=== Listing ===
========================================
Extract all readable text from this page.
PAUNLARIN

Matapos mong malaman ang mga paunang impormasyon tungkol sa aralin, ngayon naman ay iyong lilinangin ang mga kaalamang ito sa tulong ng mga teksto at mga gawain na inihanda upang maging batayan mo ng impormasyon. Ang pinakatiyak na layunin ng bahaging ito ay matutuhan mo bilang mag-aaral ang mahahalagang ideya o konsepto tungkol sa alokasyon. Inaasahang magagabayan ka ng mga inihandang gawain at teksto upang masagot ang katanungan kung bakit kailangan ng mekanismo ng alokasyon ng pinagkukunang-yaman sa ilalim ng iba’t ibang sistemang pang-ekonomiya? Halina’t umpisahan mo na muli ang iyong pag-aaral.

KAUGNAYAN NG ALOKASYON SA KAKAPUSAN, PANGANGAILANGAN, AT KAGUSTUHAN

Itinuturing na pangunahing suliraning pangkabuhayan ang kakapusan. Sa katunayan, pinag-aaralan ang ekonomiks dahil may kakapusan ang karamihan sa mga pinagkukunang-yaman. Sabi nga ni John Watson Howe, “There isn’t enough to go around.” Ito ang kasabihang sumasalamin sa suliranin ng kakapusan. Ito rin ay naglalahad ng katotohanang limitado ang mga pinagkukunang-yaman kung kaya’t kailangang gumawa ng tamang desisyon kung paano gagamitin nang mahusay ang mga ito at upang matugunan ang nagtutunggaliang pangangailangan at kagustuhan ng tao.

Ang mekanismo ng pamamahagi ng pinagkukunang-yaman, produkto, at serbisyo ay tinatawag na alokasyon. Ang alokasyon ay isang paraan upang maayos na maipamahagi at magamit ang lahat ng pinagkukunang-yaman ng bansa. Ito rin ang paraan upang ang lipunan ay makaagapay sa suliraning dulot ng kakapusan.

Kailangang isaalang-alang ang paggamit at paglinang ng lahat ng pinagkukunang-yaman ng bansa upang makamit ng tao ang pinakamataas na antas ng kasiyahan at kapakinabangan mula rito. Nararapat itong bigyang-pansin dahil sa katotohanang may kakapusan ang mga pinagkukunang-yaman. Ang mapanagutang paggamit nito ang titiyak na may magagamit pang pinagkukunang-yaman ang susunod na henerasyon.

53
========================================
=== Aim ===
Show the lines that mention the word "katotohanang".

=== Solution to the exercise ===
Itinuturing na pangunahing suliraning pangkabuhayan ang kakapusan. Sa katunayan, pinag-aaralan ang ekonomiks dahil may kakapusan ang karamihan sa mga pinagkukunang-yaman. Sabi nga ni John Watson Howe, “There isn’t enough to go around.” Ito ang kasabihang sumasalamin sa suliranin ng kakapusan. Ito rin ay naglalahad ng katotohanang limitado ang mga pinagkukunang-yaman kung kaya’t kailangang gumawa ng tamang desisyon kung paano gagamitin nang mahusay ang mga ito at upang matugunan ang nagtutunggaliang pangangailangan at kagustuhan ng tao.
Kailangang isaalang-alang ang paggamit at paglinang ng lahat ng pinagkukunang-yaman ng bansa upang makamit ng tao ang pinakamataas na antas ng kasiyahan at kapakinabangan mula rito. Nararapat itong bigyang-pansin dahil sa katotohanang may kakapusan ang mga pinagkukunang-yaman. Ang mapanagutang paggamit nito ang titiyak na may magagamit pang pinagkukunang-yaman ang susunod na henerasyon.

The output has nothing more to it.